[Records from a data source]
################
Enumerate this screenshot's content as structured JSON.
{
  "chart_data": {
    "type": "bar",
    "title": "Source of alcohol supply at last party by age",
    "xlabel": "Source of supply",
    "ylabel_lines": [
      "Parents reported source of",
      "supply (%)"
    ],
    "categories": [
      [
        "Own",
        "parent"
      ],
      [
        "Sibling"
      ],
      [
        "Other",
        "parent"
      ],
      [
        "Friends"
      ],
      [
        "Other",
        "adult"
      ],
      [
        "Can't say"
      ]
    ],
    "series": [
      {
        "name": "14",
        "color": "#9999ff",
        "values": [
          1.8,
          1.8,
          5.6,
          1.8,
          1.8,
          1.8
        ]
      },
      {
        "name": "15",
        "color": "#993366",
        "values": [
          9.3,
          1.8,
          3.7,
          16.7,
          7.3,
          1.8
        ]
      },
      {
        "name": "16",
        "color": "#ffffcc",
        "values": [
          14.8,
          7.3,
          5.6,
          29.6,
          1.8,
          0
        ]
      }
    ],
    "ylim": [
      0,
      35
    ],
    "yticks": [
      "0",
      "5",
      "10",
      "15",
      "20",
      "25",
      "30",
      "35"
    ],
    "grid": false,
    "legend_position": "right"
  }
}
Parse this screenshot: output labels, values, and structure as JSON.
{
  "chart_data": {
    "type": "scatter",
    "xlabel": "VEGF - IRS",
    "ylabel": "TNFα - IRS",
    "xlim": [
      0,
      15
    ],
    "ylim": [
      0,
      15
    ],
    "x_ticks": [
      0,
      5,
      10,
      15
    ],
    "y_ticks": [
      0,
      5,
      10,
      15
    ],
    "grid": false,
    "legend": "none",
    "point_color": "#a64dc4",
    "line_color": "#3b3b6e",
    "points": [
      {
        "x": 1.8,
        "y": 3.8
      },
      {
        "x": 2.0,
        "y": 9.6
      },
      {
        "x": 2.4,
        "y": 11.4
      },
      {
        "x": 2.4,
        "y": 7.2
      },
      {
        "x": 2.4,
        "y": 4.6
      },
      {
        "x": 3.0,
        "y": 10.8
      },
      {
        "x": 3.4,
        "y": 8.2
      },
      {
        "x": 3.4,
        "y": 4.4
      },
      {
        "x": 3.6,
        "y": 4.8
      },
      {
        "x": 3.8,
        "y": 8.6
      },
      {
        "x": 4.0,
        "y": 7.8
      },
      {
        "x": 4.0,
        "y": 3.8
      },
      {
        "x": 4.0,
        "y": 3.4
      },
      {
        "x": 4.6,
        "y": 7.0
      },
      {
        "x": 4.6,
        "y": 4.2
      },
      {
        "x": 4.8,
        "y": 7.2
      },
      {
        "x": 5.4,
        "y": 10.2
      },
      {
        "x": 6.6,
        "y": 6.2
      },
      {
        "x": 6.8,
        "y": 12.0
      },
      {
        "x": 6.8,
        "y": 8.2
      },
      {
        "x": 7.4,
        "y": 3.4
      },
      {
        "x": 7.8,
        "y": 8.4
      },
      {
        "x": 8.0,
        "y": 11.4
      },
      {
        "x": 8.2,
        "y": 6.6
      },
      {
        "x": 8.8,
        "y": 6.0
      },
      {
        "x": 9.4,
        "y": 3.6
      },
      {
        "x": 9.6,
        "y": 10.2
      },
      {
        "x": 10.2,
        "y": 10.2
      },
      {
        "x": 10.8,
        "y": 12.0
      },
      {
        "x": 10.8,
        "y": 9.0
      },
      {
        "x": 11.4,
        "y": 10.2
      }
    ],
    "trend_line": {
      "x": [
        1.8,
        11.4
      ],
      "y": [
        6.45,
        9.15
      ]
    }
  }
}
################
_EXERCISE_: Gather each line holding the string "JSON".

_SOLUTION FOR THIS PROBLEM_:
Enumerate this screenshot's content as structured JSON.
Parse this screenshot: output labels, values, and structure as JSON.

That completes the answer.